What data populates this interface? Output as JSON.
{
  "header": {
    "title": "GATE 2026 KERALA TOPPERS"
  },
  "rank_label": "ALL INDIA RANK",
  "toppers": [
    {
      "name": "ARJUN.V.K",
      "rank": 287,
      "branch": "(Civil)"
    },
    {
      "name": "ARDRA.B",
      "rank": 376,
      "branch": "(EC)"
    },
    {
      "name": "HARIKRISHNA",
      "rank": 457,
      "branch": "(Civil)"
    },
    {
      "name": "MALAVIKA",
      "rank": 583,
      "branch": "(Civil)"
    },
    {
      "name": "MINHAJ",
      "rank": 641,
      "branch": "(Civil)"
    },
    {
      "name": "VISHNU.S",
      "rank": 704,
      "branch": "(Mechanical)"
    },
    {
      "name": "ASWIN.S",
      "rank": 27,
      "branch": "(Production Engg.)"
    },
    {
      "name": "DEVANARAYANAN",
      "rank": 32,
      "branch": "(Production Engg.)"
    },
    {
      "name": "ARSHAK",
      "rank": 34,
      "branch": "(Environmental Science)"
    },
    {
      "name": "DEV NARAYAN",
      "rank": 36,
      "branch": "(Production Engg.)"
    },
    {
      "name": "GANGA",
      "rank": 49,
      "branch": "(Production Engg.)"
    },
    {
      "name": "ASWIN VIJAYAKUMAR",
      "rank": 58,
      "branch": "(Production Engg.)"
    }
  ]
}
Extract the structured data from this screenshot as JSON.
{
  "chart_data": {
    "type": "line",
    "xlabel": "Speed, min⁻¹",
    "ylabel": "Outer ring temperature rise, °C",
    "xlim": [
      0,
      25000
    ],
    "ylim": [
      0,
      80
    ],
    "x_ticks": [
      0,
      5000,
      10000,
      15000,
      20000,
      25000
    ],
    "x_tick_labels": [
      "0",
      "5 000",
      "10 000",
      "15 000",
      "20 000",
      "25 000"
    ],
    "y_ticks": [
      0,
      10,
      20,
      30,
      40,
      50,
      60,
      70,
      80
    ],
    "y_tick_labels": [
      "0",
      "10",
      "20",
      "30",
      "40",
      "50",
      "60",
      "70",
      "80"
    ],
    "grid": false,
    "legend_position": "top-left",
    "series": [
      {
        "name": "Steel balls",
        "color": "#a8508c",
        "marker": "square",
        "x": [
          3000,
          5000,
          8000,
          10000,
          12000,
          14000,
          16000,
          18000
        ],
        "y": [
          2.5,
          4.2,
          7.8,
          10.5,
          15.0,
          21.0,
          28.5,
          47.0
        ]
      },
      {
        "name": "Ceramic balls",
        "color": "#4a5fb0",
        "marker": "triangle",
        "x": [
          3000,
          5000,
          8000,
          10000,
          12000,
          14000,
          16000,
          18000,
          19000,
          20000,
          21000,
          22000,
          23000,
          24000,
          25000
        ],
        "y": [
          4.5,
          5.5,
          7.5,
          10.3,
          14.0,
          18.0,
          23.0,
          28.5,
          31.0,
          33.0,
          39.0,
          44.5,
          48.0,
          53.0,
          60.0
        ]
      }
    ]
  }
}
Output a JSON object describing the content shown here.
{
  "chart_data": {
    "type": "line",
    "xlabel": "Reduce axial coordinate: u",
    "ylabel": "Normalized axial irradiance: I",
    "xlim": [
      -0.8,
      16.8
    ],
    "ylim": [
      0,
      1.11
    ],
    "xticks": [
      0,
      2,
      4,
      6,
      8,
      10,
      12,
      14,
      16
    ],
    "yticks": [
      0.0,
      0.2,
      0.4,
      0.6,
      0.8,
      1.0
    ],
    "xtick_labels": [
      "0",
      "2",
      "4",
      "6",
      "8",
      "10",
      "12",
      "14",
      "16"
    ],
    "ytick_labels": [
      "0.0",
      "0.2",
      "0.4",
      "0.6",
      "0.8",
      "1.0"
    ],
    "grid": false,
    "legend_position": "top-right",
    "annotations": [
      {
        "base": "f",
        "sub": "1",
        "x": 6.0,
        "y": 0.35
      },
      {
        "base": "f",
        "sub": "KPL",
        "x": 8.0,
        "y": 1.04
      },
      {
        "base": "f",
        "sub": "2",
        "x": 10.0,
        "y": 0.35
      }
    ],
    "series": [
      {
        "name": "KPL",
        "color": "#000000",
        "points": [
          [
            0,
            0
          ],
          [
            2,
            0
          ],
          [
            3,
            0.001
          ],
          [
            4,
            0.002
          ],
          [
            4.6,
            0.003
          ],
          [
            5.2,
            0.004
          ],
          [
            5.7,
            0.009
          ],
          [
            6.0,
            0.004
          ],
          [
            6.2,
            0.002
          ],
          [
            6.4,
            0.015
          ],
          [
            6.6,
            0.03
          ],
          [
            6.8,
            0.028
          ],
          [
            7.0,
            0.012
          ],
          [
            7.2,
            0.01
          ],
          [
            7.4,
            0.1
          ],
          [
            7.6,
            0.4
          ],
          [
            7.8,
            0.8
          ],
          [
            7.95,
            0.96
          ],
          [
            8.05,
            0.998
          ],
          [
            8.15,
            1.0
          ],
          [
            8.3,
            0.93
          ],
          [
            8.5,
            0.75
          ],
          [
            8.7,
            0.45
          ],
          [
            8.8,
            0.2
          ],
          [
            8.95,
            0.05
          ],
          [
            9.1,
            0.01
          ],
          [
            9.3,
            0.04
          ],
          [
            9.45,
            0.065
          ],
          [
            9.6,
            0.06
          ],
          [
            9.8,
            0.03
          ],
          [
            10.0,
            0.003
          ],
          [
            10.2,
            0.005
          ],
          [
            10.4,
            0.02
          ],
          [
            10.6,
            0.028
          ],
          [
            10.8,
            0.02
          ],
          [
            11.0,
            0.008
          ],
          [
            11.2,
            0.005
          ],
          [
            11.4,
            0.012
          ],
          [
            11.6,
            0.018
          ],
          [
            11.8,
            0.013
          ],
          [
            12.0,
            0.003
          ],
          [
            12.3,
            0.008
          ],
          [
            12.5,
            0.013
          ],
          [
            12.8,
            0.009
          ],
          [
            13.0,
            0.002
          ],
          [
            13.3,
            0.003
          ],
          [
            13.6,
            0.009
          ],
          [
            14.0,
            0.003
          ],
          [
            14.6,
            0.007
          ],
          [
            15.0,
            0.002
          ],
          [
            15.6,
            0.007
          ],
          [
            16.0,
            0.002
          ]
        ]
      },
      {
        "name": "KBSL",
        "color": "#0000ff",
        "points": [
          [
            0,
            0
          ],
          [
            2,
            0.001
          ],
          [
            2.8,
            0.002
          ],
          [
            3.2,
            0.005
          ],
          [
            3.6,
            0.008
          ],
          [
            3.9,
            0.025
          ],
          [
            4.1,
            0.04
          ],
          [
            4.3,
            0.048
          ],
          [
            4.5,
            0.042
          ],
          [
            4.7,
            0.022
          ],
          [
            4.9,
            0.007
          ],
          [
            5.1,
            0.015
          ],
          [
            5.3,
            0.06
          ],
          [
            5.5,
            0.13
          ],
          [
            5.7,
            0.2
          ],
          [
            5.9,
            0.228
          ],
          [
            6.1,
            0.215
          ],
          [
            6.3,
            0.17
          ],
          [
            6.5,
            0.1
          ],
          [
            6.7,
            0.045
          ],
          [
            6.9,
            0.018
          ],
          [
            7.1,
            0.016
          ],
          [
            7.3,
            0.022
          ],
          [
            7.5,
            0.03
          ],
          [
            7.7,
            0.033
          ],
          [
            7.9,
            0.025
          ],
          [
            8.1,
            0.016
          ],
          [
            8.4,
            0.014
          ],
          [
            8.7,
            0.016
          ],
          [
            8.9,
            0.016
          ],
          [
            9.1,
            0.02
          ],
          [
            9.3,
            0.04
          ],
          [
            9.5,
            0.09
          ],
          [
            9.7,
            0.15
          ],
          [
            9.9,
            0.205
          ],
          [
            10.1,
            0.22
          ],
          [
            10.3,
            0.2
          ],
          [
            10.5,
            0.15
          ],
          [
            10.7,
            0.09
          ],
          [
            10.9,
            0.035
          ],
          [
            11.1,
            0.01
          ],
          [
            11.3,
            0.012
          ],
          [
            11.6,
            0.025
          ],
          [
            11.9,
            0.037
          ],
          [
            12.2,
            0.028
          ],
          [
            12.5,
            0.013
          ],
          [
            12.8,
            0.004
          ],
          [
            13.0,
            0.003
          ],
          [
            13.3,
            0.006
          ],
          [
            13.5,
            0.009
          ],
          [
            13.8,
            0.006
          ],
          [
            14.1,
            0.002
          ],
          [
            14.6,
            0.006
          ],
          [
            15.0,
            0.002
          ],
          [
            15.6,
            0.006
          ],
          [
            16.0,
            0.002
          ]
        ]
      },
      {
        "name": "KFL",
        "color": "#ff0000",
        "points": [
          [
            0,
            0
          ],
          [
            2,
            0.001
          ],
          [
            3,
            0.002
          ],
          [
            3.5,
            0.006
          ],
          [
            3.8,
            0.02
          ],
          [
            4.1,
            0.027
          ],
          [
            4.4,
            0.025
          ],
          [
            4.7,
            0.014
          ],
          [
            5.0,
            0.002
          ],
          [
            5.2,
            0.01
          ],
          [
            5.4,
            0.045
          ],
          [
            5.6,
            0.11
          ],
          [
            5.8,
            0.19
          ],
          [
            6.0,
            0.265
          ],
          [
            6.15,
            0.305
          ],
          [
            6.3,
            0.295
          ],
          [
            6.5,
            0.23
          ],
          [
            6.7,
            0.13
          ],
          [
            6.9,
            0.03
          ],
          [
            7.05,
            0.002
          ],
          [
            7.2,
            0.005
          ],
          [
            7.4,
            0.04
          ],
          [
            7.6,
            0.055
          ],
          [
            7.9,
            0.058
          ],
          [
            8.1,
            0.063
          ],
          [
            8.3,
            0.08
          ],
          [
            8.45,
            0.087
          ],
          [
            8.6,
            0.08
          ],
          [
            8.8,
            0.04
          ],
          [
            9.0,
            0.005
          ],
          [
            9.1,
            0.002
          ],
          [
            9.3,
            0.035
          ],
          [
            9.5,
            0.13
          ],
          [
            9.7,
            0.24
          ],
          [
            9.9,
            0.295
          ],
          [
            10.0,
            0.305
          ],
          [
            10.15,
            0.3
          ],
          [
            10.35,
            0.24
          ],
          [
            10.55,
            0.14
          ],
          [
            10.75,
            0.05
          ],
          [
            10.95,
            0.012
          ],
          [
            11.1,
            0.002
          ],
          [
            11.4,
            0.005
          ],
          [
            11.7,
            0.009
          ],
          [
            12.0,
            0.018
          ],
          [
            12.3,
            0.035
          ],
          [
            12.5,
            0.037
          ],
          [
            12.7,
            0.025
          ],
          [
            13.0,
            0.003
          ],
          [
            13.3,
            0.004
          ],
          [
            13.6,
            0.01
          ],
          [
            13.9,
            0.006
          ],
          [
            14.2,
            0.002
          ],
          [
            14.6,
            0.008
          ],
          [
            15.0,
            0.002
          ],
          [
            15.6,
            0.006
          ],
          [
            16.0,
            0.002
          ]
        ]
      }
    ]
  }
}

···

• _Objective_:
Extract, from the material above, each line holding the word "ylabel".

• _Solved problem_:
    "ylabel": "Outer ring temperature rise, °C",
    "ylabel": "Normalized axial irradiance: I",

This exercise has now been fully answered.